◆ Data provided
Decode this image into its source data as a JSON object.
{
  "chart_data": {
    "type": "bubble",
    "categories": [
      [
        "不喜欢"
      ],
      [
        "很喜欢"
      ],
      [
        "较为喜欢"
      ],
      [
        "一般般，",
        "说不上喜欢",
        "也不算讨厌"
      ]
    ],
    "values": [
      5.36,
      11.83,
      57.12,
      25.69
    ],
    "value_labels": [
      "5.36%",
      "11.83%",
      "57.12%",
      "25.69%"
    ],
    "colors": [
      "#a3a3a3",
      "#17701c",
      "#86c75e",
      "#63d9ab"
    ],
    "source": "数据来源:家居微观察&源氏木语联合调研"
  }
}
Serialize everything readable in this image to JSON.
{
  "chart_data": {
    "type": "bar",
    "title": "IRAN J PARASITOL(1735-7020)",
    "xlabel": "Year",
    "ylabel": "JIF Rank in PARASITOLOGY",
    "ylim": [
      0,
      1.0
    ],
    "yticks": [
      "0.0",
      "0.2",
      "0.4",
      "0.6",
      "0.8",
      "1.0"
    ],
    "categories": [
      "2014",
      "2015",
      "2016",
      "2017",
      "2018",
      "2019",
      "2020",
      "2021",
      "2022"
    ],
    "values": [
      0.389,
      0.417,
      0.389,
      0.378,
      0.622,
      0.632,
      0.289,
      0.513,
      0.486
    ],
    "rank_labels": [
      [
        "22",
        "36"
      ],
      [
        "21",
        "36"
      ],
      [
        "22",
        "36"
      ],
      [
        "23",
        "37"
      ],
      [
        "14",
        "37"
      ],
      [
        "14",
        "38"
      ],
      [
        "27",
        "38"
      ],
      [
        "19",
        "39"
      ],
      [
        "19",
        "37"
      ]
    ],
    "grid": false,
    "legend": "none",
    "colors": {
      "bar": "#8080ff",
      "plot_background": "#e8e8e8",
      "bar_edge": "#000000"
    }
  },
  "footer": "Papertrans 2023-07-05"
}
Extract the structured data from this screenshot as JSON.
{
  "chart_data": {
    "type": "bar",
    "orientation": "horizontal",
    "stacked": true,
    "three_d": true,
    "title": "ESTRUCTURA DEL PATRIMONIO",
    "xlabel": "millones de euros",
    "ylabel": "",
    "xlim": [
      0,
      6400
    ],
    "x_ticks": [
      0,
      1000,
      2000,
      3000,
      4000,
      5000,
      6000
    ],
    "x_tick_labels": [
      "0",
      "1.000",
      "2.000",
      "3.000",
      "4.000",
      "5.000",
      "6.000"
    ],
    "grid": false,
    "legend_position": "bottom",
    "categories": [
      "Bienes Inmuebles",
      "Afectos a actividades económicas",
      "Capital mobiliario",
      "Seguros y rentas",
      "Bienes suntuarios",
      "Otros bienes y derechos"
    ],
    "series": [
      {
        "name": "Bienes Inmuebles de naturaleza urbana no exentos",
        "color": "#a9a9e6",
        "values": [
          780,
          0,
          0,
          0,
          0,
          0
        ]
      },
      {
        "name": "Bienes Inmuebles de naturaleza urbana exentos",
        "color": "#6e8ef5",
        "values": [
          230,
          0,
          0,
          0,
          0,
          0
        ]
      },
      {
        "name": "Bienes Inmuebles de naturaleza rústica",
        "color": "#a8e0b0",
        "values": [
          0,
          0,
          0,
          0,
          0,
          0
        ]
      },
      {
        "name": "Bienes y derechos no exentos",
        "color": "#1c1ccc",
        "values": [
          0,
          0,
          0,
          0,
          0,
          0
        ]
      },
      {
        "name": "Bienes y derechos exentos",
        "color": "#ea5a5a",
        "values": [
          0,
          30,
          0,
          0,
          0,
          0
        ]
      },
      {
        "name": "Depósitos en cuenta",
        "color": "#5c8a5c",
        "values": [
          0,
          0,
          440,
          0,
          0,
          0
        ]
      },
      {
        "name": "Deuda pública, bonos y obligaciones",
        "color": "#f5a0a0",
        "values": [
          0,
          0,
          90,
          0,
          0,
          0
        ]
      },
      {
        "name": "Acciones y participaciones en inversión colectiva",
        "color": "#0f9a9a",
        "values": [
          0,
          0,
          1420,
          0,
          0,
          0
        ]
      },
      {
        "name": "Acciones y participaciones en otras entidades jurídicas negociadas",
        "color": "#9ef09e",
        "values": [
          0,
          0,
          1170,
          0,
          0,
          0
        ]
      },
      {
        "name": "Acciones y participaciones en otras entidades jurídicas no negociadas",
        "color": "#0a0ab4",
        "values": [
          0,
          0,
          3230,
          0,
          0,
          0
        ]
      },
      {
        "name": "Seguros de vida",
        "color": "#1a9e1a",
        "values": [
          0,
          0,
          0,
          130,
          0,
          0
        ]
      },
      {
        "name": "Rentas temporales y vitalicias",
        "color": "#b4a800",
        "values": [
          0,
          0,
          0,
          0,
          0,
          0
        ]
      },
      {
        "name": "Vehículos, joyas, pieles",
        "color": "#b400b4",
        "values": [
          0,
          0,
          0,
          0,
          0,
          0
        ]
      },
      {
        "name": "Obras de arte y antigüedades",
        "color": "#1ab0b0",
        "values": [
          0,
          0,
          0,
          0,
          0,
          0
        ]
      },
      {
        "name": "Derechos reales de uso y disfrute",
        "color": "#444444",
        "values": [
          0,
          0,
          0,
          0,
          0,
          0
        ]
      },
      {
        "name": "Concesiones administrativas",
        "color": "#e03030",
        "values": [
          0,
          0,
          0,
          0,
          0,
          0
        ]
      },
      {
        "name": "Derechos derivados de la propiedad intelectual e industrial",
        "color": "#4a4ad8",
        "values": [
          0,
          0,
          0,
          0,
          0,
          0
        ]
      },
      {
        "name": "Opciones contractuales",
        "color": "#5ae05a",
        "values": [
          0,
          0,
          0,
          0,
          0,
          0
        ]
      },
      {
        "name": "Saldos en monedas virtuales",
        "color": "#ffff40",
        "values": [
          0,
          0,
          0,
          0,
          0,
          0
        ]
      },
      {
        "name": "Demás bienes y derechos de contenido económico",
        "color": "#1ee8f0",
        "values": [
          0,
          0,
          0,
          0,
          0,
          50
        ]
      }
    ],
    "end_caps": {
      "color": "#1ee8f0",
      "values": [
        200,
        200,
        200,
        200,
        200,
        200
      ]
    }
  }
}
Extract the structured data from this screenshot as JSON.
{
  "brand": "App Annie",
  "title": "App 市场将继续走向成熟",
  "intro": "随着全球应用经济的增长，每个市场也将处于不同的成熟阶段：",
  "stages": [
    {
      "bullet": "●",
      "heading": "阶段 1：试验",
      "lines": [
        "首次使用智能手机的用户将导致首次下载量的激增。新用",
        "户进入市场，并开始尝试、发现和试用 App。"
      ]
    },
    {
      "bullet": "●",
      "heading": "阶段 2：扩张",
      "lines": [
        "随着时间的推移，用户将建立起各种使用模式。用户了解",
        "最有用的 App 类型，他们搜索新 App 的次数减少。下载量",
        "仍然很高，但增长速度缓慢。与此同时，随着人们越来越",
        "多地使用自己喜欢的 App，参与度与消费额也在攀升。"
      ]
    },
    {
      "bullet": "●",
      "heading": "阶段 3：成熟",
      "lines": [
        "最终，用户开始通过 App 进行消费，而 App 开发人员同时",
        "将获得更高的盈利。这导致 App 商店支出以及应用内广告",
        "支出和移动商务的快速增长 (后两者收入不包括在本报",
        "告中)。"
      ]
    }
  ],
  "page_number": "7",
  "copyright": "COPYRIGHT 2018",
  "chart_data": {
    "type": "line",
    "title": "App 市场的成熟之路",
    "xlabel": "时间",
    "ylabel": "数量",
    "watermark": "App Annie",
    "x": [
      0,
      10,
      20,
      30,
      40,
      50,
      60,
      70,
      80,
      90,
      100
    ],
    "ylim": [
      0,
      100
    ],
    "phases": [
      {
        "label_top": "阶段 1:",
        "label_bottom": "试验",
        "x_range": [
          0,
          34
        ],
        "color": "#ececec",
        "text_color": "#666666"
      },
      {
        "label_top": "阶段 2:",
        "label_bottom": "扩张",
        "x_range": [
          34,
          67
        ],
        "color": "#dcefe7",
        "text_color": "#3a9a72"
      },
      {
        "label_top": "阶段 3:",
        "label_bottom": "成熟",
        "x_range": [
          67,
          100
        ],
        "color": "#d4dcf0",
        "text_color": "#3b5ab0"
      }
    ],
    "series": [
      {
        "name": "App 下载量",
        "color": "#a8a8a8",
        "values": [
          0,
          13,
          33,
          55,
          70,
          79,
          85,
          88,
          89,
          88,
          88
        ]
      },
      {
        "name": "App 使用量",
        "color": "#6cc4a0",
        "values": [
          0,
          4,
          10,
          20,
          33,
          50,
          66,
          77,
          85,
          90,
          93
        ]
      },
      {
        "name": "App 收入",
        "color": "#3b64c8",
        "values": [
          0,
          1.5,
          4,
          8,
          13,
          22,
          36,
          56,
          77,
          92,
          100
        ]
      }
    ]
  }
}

◆ Work to complete
Find every line in the records that contains the word "naturaleza"; copy those lines.

◆ Final result
        "name": "Bienes Inmuebles de naturaleza urbana no exentos",
        "name": "Bienes Inmuebles de naturaleza urbana exentos",
        "name": "Bienes Inmuebles de naturaleza rústica",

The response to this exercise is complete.